---------- Available data
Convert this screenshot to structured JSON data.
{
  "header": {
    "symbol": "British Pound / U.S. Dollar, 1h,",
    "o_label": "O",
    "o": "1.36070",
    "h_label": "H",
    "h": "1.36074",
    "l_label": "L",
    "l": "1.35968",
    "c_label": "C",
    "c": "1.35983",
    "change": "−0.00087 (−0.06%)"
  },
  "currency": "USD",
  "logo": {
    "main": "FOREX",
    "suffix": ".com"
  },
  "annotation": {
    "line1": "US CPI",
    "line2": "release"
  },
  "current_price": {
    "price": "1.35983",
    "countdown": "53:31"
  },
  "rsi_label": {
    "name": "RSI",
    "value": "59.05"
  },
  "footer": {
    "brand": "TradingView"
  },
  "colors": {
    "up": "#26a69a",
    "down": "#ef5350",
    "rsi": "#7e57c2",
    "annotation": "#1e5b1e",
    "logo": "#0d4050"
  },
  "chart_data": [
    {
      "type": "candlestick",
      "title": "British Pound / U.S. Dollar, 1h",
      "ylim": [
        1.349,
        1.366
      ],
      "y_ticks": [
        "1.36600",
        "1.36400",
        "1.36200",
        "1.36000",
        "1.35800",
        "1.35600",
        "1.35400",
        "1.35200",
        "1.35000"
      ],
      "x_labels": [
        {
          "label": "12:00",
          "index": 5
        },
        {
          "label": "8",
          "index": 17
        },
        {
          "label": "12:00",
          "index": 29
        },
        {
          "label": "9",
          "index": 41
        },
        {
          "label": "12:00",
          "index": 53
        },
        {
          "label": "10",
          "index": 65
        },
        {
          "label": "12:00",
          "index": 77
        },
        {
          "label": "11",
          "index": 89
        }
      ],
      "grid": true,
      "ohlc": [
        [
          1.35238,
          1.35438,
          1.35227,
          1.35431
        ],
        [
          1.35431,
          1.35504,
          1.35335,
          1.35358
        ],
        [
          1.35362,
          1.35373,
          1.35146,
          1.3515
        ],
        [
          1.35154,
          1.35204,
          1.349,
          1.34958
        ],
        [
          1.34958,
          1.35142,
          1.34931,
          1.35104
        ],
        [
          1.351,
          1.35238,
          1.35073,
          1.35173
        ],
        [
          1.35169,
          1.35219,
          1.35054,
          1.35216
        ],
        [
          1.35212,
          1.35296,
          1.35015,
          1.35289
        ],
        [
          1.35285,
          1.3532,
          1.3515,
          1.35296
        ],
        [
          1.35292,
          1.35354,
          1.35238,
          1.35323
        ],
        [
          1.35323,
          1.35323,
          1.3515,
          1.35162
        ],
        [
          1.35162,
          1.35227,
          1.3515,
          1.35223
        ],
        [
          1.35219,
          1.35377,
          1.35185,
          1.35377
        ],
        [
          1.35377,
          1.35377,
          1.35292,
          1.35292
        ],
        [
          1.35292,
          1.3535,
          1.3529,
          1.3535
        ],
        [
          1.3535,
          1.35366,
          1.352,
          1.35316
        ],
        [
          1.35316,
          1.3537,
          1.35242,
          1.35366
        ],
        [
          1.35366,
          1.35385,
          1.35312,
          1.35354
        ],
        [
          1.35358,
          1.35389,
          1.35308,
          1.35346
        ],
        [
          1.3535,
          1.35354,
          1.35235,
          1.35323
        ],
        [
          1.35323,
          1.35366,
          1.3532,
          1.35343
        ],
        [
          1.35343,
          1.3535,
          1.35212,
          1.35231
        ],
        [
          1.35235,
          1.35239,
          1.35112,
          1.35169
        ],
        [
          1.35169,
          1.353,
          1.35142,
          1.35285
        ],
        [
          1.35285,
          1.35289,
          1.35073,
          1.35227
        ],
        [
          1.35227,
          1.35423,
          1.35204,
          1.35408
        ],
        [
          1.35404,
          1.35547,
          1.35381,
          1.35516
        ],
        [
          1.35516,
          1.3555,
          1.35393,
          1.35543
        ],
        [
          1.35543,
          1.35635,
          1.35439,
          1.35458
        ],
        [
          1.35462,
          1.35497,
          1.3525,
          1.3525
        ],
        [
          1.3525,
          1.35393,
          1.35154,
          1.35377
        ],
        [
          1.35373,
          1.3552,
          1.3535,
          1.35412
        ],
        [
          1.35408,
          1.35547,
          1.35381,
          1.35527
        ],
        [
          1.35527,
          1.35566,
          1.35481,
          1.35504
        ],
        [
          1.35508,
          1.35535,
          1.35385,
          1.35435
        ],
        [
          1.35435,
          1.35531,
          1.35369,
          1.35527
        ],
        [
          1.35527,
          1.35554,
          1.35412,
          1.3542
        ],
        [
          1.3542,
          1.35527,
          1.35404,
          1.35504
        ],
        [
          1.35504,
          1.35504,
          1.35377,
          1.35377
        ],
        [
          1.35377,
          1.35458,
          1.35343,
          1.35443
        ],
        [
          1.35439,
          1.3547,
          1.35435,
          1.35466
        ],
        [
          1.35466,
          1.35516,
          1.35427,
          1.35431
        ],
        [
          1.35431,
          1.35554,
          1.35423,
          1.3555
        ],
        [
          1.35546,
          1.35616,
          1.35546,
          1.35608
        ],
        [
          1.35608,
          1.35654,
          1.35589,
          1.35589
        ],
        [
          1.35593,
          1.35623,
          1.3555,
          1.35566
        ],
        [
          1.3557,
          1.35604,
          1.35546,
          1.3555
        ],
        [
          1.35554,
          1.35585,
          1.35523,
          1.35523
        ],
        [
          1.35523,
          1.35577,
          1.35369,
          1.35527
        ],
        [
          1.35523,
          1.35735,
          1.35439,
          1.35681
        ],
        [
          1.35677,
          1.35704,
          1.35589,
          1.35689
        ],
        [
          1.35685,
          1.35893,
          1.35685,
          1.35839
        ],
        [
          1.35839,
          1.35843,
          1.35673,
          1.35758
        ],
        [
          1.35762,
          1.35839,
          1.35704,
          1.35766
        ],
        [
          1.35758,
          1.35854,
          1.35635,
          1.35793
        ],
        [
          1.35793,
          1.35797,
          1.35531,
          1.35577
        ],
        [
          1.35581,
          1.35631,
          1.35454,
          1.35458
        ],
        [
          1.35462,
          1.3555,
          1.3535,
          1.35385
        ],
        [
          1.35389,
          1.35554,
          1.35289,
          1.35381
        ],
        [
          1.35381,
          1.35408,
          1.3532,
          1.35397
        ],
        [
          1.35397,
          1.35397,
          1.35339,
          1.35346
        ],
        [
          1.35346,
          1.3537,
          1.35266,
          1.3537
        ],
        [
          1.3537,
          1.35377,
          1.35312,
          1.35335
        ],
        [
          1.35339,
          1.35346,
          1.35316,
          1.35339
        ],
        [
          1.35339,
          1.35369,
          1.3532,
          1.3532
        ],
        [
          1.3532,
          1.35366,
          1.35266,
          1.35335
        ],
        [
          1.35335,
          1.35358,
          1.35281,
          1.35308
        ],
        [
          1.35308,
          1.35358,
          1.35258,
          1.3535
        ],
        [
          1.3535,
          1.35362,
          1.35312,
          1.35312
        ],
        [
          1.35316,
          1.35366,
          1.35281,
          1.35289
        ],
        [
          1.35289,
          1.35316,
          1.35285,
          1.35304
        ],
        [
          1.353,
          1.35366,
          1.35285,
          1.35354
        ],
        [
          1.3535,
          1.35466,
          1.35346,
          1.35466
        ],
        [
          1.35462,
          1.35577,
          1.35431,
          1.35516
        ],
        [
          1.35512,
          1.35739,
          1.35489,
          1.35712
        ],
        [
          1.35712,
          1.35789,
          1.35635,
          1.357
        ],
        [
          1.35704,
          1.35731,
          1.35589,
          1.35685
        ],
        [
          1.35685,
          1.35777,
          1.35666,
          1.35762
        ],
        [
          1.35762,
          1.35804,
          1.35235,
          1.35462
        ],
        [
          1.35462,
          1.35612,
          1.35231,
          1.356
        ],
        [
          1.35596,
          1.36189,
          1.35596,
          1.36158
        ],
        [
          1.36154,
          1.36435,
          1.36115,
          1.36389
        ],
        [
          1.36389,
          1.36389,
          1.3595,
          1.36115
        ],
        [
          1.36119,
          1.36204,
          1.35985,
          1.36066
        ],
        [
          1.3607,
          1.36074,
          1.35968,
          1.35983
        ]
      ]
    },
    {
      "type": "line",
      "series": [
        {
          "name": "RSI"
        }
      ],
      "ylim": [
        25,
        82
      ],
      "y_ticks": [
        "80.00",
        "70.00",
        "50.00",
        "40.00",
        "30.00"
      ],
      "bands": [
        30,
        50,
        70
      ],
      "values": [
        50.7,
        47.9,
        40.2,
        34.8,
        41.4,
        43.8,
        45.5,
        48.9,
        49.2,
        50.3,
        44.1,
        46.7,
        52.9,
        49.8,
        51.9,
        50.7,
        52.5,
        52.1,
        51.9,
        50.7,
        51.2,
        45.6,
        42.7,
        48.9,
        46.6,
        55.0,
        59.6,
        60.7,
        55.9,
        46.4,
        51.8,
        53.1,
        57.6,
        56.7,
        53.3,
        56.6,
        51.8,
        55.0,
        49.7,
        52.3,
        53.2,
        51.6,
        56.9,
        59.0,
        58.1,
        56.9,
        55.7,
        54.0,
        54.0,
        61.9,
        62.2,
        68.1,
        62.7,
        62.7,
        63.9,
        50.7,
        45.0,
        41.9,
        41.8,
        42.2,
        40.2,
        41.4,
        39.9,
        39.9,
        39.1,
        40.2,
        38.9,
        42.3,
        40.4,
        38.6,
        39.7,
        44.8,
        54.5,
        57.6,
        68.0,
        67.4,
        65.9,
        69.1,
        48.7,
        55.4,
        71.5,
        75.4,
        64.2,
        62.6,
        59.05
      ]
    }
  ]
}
--------------------
Using the listing above, locate the lines that hold "index" and copy each one.

** Complete output **
          "index": 5
          "index": 17
          "index": 29
          "index": 41
          "index": 53
          "index": 65
          "index": 77
          "index": 89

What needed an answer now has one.